● **Given data**
· · · · ·
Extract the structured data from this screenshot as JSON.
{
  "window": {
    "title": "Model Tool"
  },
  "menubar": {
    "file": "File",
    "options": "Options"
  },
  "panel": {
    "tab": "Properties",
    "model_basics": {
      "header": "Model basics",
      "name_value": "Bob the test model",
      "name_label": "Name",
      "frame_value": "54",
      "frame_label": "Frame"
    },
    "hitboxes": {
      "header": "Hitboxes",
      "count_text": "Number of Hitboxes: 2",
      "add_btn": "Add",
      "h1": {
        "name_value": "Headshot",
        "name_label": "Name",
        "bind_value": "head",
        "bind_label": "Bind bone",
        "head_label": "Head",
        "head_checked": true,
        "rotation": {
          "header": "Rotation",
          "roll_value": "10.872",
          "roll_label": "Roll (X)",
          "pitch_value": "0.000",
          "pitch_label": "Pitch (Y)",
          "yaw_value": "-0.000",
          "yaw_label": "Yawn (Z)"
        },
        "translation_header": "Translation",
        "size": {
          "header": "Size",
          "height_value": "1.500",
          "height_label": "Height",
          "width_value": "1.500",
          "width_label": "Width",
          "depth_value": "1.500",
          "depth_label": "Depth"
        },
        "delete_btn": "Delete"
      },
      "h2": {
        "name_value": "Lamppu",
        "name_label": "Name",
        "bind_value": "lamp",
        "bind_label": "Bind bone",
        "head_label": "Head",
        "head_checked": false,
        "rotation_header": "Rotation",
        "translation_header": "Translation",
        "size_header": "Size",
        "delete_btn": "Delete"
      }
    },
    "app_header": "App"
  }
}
· · · · ·
● **Goal**
Reproduce the data in its entirety, matching each character.

● **Answer to the problem**
Extract the structured data from this screenshot as JSON.
{
  "window": {
    "title": "Model Tool"
  },
  "menubar": {
    "file": "File",
    "options": "Options"
  },
  "panel": {
    "tab": "Properties",
    "model_basics": {
      "header": "Model basics",
      "name_value": "Bob the test model",
      "name_label": "Name",
      "frame_value": "54",
      "frame_label": "Frame"
    },
    "hitboxes": {
      "header": "Hitboxes",
      "count_text": "Number of Hitboxes: 2",
      "add_btn": "Add",
      "h1": {
        "name_value": "Headshot",
        "name_label": "Name",
        "bind_value": "head",
        "bind_label": "Bind bone",
        "head_label": "Head",
        "head_checked": true,
        "rotation": {
          "header": "Rotation",
          "roll_value": "10.872",
          "roll_label": "Roll (X)",
          "pitch_value": "0.000",
          "pitch_label": "Pitch (Y)",
          "yaw_value": "-0.000",
          "yaw_label": "Yawn (Z)"
        },
        "translation_header": "Translation",
        "size": {
          "header": "Size",
          "height_value": "1.500",
          "height_label": "Height",
          "width_value": "1.500",
          "width_label": "Width",
          "depth_value": "1.500",
          "depth_label": "Depth"
        },
        "delete_btn": "Delete"
      },
      "h2": {
        "name_value": "Lamppu",
        "name_label": "Name",
        "bind_value": "lamp",
        "bind_label": "Bind bone",
        "head_label": "Head",
        "head_checked": false,
        "rotation_header": "Rotation",
        "translation_header": "Translation",
        "size_header": "Size",
        "delete_btn": "Delete"
      }
    },
    "app_header": "App"
  }
}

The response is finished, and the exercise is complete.